- Your task: Go through the entries below and copy every line that holds the word "Assisted".

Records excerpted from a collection
-- Opening Marker --
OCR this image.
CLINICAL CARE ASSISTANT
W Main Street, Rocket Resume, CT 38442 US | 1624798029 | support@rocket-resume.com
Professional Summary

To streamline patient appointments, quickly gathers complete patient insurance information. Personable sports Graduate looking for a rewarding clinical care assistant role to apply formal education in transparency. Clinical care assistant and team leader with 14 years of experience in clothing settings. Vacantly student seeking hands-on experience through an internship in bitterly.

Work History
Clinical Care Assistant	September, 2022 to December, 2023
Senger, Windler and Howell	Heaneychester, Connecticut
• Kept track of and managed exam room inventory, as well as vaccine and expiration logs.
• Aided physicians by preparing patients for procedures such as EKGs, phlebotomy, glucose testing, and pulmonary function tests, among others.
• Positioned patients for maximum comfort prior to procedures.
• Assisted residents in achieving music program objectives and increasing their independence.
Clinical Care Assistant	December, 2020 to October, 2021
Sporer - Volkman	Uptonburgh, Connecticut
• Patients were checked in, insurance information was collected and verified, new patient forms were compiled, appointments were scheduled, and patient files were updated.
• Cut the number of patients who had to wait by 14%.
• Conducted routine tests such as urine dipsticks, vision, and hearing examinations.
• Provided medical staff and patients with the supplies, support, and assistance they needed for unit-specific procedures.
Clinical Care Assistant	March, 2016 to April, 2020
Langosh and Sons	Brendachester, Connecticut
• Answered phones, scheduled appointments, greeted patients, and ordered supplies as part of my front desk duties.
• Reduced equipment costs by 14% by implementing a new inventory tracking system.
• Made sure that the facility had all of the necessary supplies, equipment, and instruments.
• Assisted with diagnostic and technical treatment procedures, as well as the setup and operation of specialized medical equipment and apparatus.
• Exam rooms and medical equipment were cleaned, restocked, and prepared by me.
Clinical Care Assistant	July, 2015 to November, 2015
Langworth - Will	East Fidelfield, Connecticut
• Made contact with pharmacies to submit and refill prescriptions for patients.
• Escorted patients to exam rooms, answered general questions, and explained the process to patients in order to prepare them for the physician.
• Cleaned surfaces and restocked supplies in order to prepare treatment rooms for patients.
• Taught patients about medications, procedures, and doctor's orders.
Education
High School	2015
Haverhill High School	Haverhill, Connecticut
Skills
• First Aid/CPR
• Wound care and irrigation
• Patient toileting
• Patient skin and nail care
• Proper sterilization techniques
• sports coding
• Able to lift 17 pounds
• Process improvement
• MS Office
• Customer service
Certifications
-- Closing Marker --
- Expected answer:
• Assisted residents in achieving music program objectives and increasing their independence.
• Assisted with diagnostic and technical treatment procedures, as well as the setup and operation of specialized medical equipment and apparatus.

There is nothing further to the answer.